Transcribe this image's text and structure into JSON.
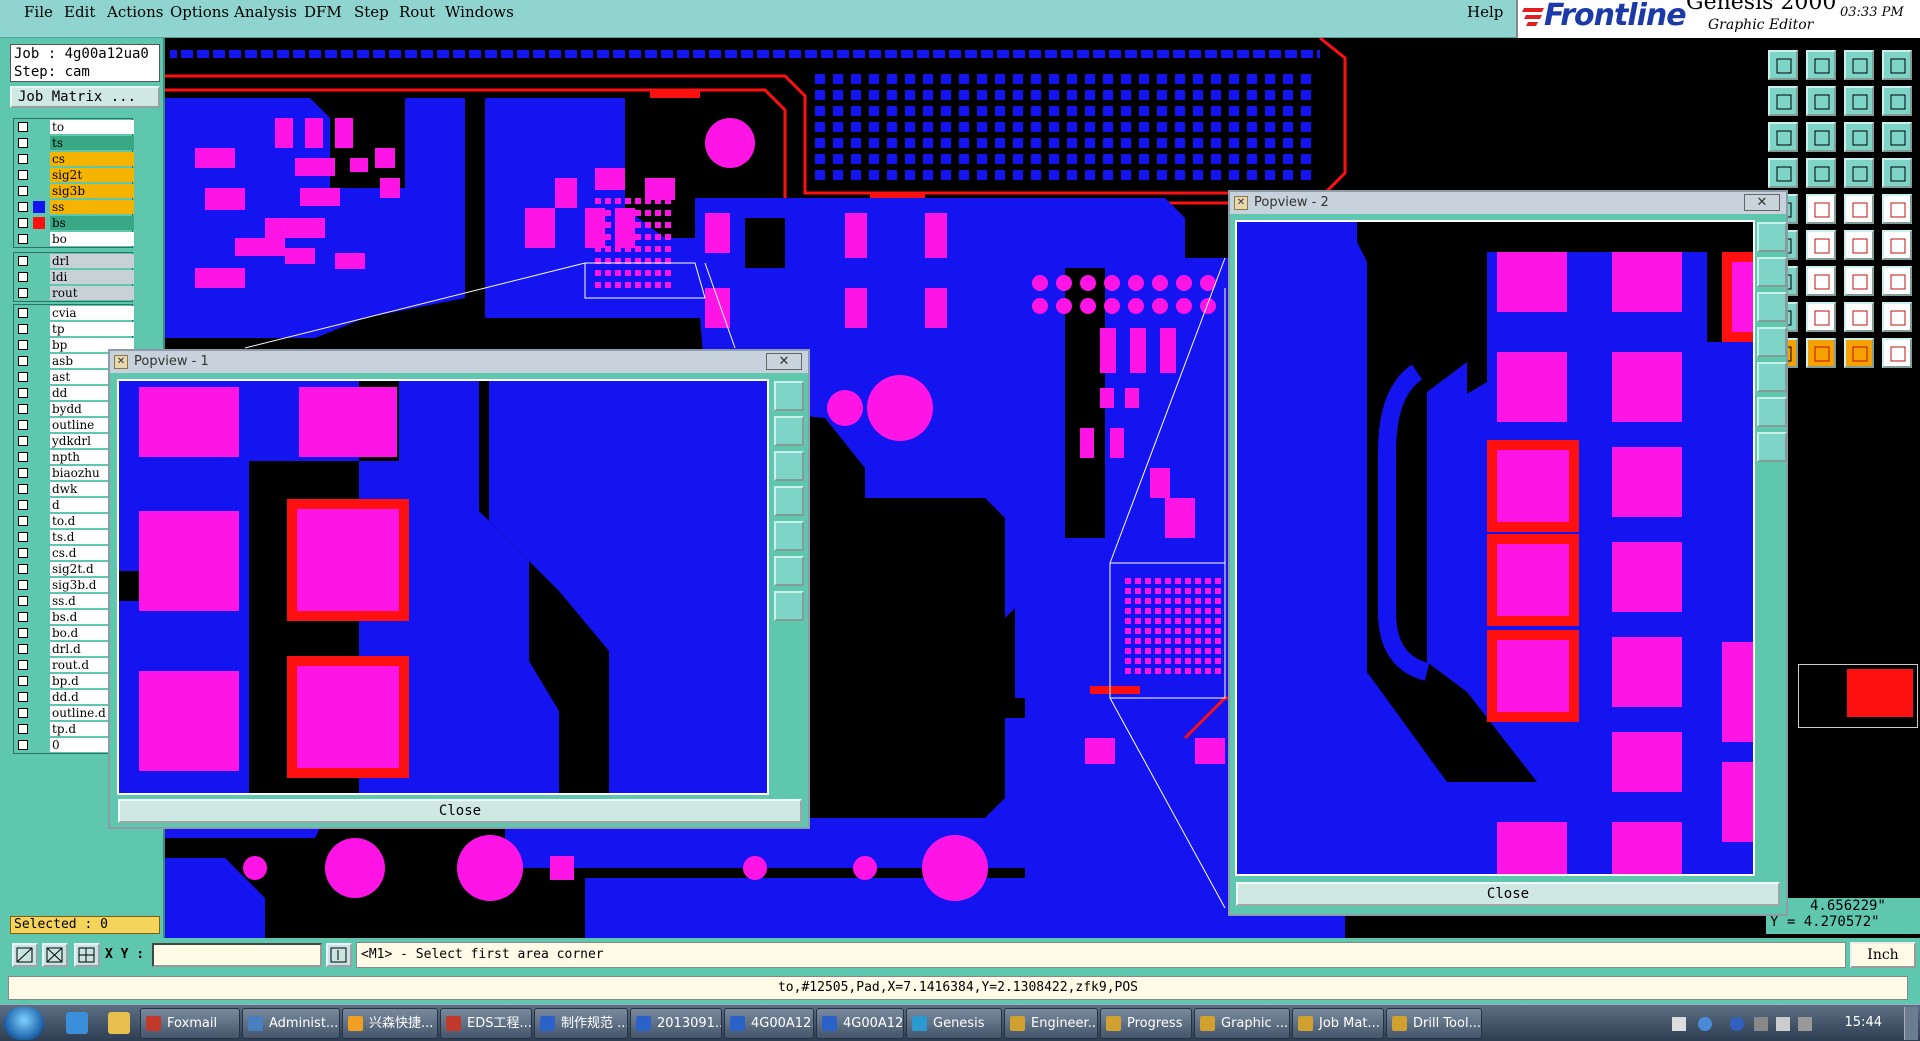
{
  "menu": {
    "items": [
      "File",
      "Edit",
      "Actions",
      "Options",
      "Analysis",
      "DFM",
      "Step",
      "Rout",
      "Windows"
    ],
    "help": "Help"
  },
  "brand": {
    "logo": "Frontline",
    "product": "Genesis 2000",
    "subtitle": "Graphic Editor",
    "date": "",
    "time": "03:33 PM"
  },
  "job": {
    "job_line": "Job : 4g00a12ua0",
    "step_line": "Step: cam",
    "matrix_button": "Job Matrix ..."
  },
  "layers_group1": [
    {
      "name": "to",
      "color": "#ffffff",
      "mark": "none"
    },
    {
      "name": "ts",
      "color": "#3aa884",
      "mark": "none"
    },
    {
      "name": "cs",
      "color": "#f5b400",
      "mark": "none"
    },
    {
      "name": "sig2t",
      "color": "#f5b400",
      "mark": "none"
    },
    {
      "name": "sig3b",
      "color": "#f5b400",
      "mark": "none"
    },
    {
      "name": "ss",
      "color": "#f5b400",
      "mark": "blue"
    },
    {
      "name": "bs",
      "color": "#3aa884",
      "mark": "red"
    },
    {
      "name": "bo",
      "color": "#ffffff",
      "mark": "none"
    }
  ],
  "layers_group2": [
    {
      "name": "drl",
      "color": "#c8d2d6",
      "mark": "none"
    },
    {
      "name": "ldi",
      "color": "#c8d2d6",
      "mark": "none"
    },
    {
      "name": "rout",
      "color": "#c8d2d6",
      "mark": "none"
    }
  ],
  "layers_group3": [
    {
      "name": "cvia"
    },
    {
      "name": "tp"
    },
    {
      "name": "bp"
    },
    {
      "name": "asb"
    },
    {
      "name": "ast"
    },
    {
      "name": "dd"
    },
    {
      "name": "bydd"
    },
    {
      "name": "outline"
    },
    {
      "name": "ydkdrl"
    },
    {
      "name": "npth"
    },
    {
      "name": "biaozhu"
    },
    {
      "name": "dwk"
    },
    {
      "name": "d"
    },
    {
      "name": "to.d"
    },
    {
      "name": "ts.d"
    },
    {
      "name": "cs.d"
    },
    {
      "name": "sig2t.d"
    },
    {
      "name": "sig3b.d"
    },
    {
      "name": "ss.d"
    },
    {
      "name": "bs.d"
    },
    {
      "name": "bo.d"
    },
    {
      "name": "drl.d"
    },
    {
      "name": "rout.d"
    },
    {
      "name": "bp.d"
    },
    {
      "name": "dd.d"
    },
    {
      "name": "outline.d"
    },
    {
      "name": "tp.d"
    },
    {
      "name": "0"
    }
  ],
  "selected": "Selected : 0",
  "popview1": {
    "title": "Popview - 1",
    "close_x": "✕",
    "close_button": "Close"
  },
  "popview2": {
    "title": "Popview - 2",
    "close_x": "✕",
    "close_button": "Close"
  },
  "coords": {
    "x": "4.656229\"",
    "y": "Y = 4.270572\""
  },
  "prompt": {
    "xy_label": "X Y :",
    "message": "<M1> - Select first area corner",
    "unit": "Inch"
  },
  "status": "to,#12505,Pad,X=7.1416384,Y=2.1308422,zfk9,POS",
  "taskbar": {
    "tasks": [
      {
        "label": "Foxmail",
        "color": "#c0392b"
      },
      {
        "label": "Administ...",
        "color": "#4a7fc0"
      },
      {
        "label": "兴森快捷...",
        "color": "#f0a020"
      },
      {
        "label": "EDS工程...",
        "color": "#c0392b"
      },
      {
        "label": "制作规范 ...",
        "color": "#2a62c9"
      },
      {
        "label": "2013091...",
        "color": "#2a62c9"
      },
      {
        "label": "4G00A12...",
        "color": "#2a62c9"
      },
      {
        "label": "4G00A12...",
        "color": "#2a62c9"
      },
      {
        "label": "Genesis",
        "color": "#2a9ad0"
      },
      {
        "label": "Engineer...",
        "color": "#d0a030"
      },
      {
        "label": "Progress",
        "color": "#d0a030"
      },
      {
        "label": "Graphic ...",
        "color": "#d0a030"
      },
      {
        "label": "Job Mat...",
        "color": "#d0a030"
      },
      {
        "label": "Drill Tool...",
        "color": "#d0a030"
      }
    ],
    "clock": "15:44"
  },
  "colors": {
    "copper": "#1414f0",
    "pad": "#ff14e6",
    "outline": "#ff0000",
    "panel": "#5ec7ad"
  }
}
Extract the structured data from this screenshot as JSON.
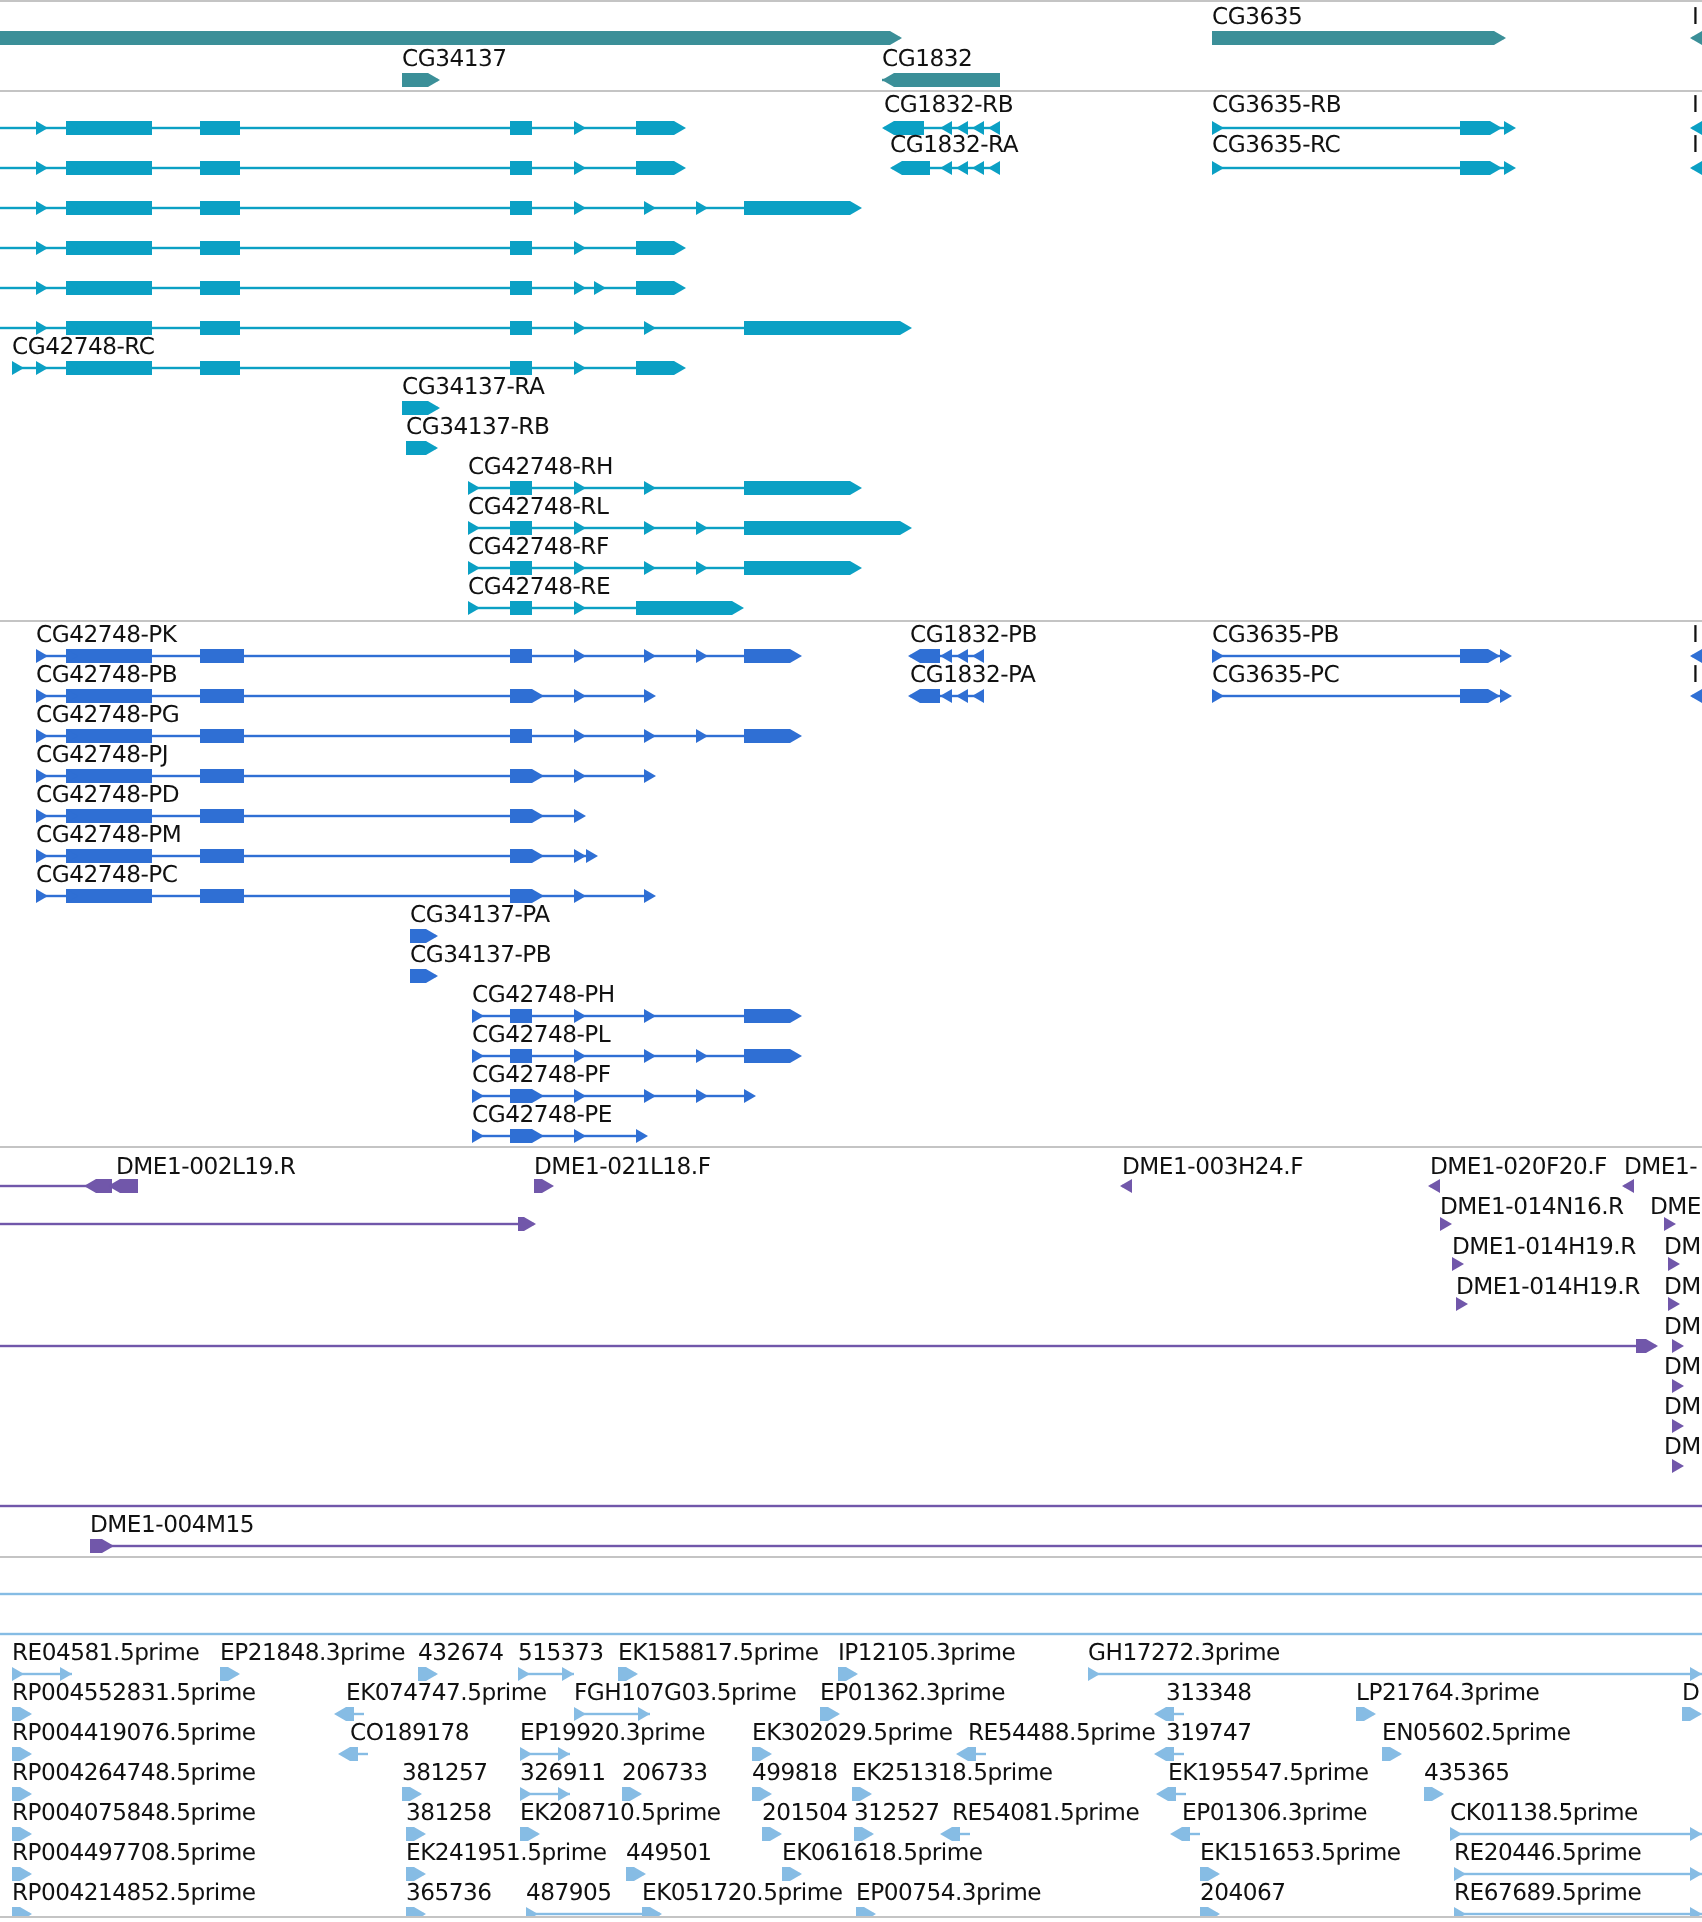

· · · · · · ·

▸ TASK REQUIREMENTS:
Skipping every picture, reproduce the records word for word.

▸ EXERCISE ANSWER:
Transcribe this image's text and structure into JSON.
{
  "menu": {
    "items": [
      "File",
      "Edit",
      "Actions",
      "Options",
      "Analysis",
      "DFM",
      "Step",
      "Rout",
      "Windows"
    ],
    "help": "Help"
  },
  "brand": {
    "logo": "Frontline",
    "product": "Genesis 2000",
    "subtitle": "Graphic Editor",
    "date": "",
    "time": "03:33 PM"
  },
  "job": {
    "job_line": "Job : 4g00a12ua0",
    "step_line": "Step: cam",
    "matrix_button": "Job Matrix ..."
  },
  "layers_group1": [
    {
      "name": "to",
      "color": "#ffffff",
      "mark": "none"
    },
    {
      "name": "ts",
      "color": "#3aa884",
      "mark": "none"
    },
    {
      "name": "cs",
      "color": "#f5b400",
      "mark": "none"
    },
    {
      "name": "sig2t",
      "color": "#f5b400",
      "mark": "none"
    },
    {
      "name": "sig3b",
      "color": "#f5b400",
      "mark": "none"
    },
    {
      "name": "ss",
      "color": "#f5b400",
      "mark": "blue"
    },
    {
      "name": "bs",
      "color": "#3aa884",
      "mark": "red"
    },
    {
      "name": "bo",
      "color": "#ffffff",
      "mark": "none"
    }
  ],
  "layers_group2": [
    {
      "name": "drl",
      "color": "#c8d2d6",
      "mark": "none"
    },
    {
      "name": "ldi",
      "color": "#c8d2d6",
      "mark": "none"
    },
    {
      "name": "rout",
      "color": "#c8d2d6",
      "mark": "none"
    }
  ],
  "layers_group3": [
    {
      "name": "cvia"
    },
    {
      "name": "tp"
    },
    {
      "name": "bp"
    },
    {
      "name": "asb"
    },
    {
      "name": "ast"
    },
    {
      "name": "dd"
    },
    {
      "name": "bydd"
    },
    {
      "name": "outline"
    },
    {
      "name": "ydkdrl"
    },
    {
      "name": "npth"
    },
    {
      "name": "biaozhu"
    },
    {
      "name": "dwk"
    },
    {
      "name": "d"
    },
    {
      "name": "to.d"
    },
    {
      "name": "ts.d"
    },
    {
      "name": "cs.d"
    },
    {
      "name": "sig2t.d"
    },
    {
      "name": "sig3b.d"
    },
    {
      "name": "ss.d"
    },
    {
      "name": "bs.d"
    },
    {
      "name": "bo.d"
    },
    {
      "name": "drl.d"
    },
    {
      "name": "rout.d"
    },
    {
      "name": "bp.d"
    },
    {
      "name": "dd.d"
    },
    {
      "name": "outline.d"
    },
    {
      "name": "tp.d"
    },
    {
      "name": "0"
    }
  ],
  "selected": "Selected : 0",
  "popview1": {
    "title": "Popview - 1",
    "close_x": "✕",
    "close_button": "Close"
  },
  "popview2": {
    "title": "Popview - 2",
    "close_x": "✕",
    "close_button": "Close"
  },
  "coords": {
    "x": "4.656229\"",
    "y": "Y = 4.270572\""
  },
  "prompt": {
    "xy_label": "X Y :",
    "message": "<M1> - Select first area corner",
    "unit": "Inch"
  },
  "status": "to,#12505,Pad,X=7.1416384,Y=2.1308422,zfk9,POS",
  "taskbar": {
    "tasks": [
      {
        "label": "Foxmail",
        "color": "#c0392b"
      },
      {
        "label": "Administ...",
        "color": "#4a7fc0"
      },
      {
        "label": "兴森快捷...",
        "color": "#f0a020"
      },
      {
        "label": "EDS工程...",
        "color": "#c0392b"
      },
      {
        "label": "制作规范 ...",
        "color": "#2a62c9"
      },
      {
        "label": "2013091...",
        "color": "#2a62c9"
      },
      {
        "label": "4G00A12...",
        "color": "#2a62c9"
      },
      {
        "label": "4G00A12...",
        "color": "#2a62c9"
      },
      {
        "label": "Genesis",
        "color": "#2a9ad0"
      },
      {
        "label": "Engineer...",
        "color": "#d0a030"
      },
      {
        "label": "Progress",
        "color": "#d0a030"
      },
      {
        "label": "Graphic ...",
        "color": "#d0a030"
      },
      {
        "label": "Job Mat...",
        "color": "#d0a030"
      },
      {
        "label": "Drill Tool...",
        "color": "#d0a030"
      }
    ],
    "clock": "15:44"
  },
  "colors": {
    "copper": "#1414f0",
    "pad": "#ff14e6",
    "outline": "#ff0000",
    "panel": "#5ec7ad"
  }
}
Extract the structured data from this screenshot as JSON.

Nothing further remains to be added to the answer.